== Short problem ==
Every line must be returned precisely as it is written.

Saved entries:
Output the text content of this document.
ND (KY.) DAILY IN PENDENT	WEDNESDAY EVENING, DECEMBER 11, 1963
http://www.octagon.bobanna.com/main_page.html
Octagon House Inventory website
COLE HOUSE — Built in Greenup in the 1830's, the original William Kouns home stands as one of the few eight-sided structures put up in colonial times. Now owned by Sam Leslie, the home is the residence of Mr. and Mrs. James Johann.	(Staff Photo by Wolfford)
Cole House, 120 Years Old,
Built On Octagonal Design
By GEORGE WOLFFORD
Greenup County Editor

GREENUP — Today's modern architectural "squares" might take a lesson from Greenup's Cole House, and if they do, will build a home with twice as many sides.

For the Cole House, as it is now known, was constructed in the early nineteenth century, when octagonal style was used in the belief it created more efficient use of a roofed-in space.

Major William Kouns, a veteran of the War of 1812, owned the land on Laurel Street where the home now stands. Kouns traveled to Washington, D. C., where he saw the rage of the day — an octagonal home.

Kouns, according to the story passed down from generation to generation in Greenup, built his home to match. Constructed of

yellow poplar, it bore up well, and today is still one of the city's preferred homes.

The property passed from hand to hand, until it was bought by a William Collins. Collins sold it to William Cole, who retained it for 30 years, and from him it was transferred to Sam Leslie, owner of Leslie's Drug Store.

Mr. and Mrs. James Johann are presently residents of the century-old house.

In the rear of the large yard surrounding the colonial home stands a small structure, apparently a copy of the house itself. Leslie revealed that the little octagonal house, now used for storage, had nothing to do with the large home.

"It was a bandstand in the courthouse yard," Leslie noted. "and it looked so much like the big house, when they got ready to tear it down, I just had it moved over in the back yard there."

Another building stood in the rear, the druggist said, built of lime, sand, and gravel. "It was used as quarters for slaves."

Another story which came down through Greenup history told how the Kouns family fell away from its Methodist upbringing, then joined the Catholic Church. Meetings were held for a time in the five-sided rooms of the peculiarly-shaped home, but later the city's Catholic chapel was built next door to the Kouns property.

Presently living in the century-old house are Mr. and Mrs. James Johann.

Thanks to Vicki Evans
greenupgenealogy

== Exercise output ==
Output the text content of this document.
ND (KY.) DAILY IN PENDENT	WEDNESDAY EVENING, DECEMBER 11, 1963
http://www.octagon.bobanna.com/main_page.html
Octagon House Inventory website
COLE HOUSE — Built in Greenup in the 1830's, the original William Kouns home stands as one of the few eight-sided structures put up in colonial times. Now owned by Sam Leslie, the home is the residence of Mr. and Mrs. James Johann.	(Staff Photo by Wolfford)
Cole House, 120 Years Old,
Built On Octagonal Design
By GEORGE WOLFFORD
Greenup County Editor

GREENUP — Today's modern architectural "squares" might take a lesson from Greenup's Cole House, and if they do, will build a home with twice as many sides.

For the Cole House, as it is now known, was constructed in the early nineteenth century, when octagonal style was used in the belief it created more efficient use of a roofed-in space.

Major William Kouns, a veteran of the War of 1812, owned the land on Laurel Street where the home now stands. Kouns traveled to Washington, D. C., where he saw the rage of the day — an octagonal home.

Kouns, according to the story passed down from generation to generation in Greenup, built his home to match. Constructed of

yellow poplar, it bore up well, and today is still one of the city's preferred homes.

The property passed from hand to hand, until it was bought by a William Collins. Collins sold it to William Cole, who retained it for 30 years, and from him it was transferred to Sam Leslie, owner of Leslie's Drug Store.

Mr. and Mrs. James Johann are presently residents of the century-old house.

In the rear of the large yard surrounding the colonial home stands a small structure, apparently a copy of the house itself. Leslie revealed that the little octagonal house, now used for storage, had nothing to do with the large home.

"It was a bandstand in the courthouse yard," Leslie noted. "and it looked so much like the big house, when they got ready to tear it down, I just had it moved over in the back yard there."

Another building stood in the rear, the druggist said, built of lime, sand, and gravel. "It was used as quarters for slaves."

Another story which came down through Greenup history told how the Kouns family fell away from its Methodist upbringing, then joined the Catholic Church. Meetings were held for a time in the five-sided rooms of the peculiarly-shaped home, but later the city's Catholic chapel was built next door to the Kouns property.

Presently living in the century-old house are Mr. and Mrs. James Johann.

Thanks to Vicki Evans
greenupgenealogy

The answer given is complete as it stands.